* CONJUNTO DE TAREFAS *
#1 Devolva, sem qualquer alteração, o trecho do texto sobre o tramezzino que começa em "Turim nunca inventa" e termina em "mérito das invenções.".
#2 Segundo o texto sobre o tramezzino, se não nasce como moda nem como provocação, como nasce então o tramezzino? Explique em uma a três frases.

* TEXTO PARA ANÁLISE *
Turim nunca inventa por acaso. Mesmo quando o gesto parece mínimo, quase distraído duas fatias de pão, um recheio, a crosta retirada há sempre algo maior por trás. Uma ideia de cidade, de gosto, de tempo. Assim nasce o tramezzino. Não como moda, não como provocação, mas como resposta elegante a uma intuição vinda de longe e trazida de volta para casa com lucidez feminina, numa época que raramente reconhecia às mulheres o mérito das invenções.
Acontece em 1926, sob os pórticos da Piazza Castello, dentro do Caffè Mulassano. E acontece graças a Angela Demichelis Nebiolo.

* REGISTROS DE DADOS *
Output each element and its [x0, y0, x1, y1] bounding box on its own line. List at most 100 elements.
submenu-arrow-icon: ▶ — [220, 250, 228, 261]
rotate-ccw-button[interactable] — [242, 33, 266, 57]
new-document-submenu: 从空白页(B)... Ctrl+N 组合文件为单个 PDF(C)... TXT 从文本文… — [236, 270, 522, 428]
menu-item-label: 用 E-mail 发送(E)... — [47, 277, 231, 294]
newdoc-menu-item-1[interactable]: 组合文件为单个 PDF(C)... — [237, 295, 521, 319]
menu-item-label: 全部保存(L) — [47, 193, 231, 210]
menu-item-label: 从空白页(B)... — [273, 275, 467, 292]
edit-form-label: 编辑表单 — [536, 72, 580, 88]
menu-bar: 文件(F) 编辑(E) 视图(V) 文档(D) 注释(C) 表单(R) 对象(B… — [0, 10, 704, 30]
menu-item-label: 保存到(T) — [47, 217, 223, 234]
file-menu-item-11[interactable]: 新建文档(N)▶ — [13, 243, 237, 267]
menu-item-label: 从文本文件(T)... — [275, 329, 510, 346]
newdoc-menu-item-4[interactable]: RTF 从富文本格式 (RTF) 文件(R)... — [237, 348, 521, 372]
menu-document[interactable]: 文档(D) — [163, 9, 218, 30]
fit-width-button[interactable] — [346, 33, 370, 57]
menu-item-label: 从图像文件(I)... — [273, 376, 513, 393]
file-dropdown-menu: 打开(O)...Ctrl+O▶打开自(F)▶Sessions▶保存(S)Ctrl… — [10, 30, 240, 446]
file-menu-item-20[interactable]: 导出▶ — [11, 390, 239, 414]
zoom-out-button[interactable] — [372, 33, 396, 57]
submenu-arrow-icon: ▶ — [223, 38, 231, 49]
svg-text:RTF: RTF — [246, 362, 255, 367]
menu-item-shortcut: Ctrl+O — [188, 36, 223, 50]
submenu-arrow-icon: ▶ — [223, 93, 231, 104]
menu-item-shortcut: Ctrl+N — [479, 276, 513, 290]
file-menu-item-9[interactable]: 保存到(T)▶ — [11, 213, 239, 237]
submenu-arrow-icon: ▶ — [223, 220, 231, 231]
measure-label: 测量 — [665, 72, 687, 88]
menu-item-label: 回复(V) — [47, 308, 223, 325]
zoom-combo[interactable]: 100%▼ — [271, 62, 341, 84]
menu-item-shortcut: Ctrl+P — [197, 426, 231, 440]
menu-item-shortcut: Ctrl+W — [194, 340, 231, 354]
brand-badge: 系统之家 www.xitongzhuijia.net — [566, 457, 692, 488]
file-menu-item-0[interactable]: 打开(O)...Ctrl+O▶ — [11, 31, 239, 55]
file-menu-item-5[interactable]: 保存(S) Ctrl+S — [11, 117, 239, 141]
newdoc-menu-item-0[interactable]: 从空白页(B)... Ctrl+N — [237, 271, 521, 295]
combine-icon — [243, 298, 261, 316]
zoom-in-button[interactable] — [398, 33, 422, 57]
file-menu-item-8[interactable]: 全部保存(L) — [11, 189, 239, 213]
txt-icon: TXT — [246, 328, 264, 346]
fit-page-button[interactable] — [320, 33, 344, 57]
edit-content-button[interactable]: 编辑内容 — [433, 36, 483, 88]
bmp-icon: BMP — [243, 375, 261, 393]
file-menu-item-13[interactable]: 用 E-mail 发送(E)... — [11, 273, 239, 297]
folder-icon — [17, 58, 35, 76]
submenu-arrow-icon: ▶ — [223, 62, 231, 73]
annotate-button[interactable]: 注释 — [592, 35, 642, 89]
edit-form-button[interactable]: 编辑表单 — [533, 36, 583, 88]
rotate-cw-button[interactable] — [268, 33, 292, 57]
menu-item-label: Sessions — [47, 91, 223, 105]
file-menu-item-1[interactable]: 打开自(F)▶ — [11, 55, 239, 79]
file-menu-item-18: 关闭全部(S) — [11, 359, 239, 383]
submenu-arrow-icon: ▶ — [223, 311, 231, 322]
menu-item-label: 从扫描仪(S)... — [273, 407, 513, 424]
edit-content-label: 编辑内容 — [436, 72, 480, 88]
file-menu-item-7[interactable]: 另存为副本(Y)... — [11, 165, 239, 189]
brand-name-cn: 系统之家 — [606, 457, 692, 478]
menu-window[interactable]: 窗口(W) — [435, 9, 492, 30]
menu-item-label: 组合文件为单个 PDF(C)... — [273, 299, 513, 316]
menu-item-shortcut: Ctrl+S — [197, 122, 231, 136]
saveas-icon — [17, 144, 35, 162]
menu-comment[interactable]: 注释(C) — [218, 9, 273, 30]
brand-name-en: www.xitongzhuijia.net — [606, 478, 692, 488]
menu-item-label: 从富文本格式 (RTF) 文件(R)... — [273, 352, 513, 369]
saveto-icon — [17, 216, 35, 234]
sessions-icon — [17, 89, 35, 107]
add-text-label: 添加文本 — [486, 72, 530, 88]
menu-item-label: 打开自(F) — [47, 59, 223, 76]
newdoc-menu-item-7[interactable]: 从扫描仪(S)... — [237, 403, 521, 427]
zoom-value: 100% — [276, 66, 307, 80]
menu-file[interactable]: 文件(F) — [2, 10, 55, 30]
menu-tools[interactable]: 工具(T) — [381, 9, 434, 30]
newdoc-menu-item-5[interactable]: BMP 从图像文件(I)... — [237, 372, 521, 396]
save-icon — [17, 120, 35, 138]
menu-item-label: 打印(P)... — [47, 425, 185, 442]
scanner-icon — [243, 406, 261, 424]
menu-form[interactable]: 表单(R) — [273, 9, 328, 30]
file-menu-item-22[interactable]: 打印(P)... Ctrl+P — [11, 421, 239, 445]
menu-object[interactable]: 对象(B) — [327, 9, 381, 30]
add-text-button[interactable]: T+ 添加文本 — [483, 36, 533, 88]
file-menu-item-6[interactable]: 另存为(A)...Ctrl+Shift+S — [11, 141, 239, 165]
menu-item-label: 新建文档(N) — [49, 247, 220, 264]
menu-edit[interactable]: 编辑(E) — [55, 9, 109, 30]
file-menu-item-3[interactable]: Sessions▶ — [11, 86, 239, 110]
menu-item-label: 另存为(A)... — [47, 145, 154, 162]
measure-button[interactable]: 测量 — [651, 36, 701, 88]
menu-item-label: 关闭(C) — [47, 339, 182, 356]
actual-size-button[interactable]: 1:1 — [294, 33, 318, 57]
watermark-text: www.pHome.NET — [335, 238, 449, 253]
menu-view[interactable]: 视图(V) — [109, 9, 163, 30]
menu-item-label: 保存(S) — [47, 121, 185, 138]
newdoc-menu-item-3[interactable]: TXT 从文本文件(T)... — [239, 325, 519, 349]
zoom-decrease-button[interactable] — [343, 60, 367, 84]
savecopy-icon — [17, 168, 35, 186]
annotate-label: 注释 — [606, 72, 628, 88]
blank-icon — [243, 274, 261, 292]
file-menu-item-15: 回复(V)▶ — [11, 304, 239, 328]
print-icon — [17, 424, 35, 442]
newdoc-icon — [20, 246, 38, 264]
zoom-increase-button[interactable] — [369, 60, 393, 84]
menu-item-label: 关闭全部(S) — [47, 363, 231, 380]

* LISTA DE RESPOSTAS *
#1
Turim nunca inventa por acaso. Mesmo quando o gesto parece mínimo, quase distraído duas fatias de pão, um recheio, a crosta retirada há sempre algo maior por trás. Uma ideia de cidade, de gosto, de tempo. Assim nasce o tramezzino. Não como moda, não como provocação, mas como resposta elegante a uma intuição vinda de longe e trazida de volta para casa com lucidez feminina, numa época que raramente reconhecia às mulheres o mérito das invenções.

#2 O tramezzino nasce como resposta elegante a uma intuição vinda de longe e trazida de volta para casa com lucidez feminina. Isso confirma a ideia de que Turim nunca inventa por acaso: mesmo por trás de um gesto mínimo há sempre uma ideia de cidade, de gosto, de tempo.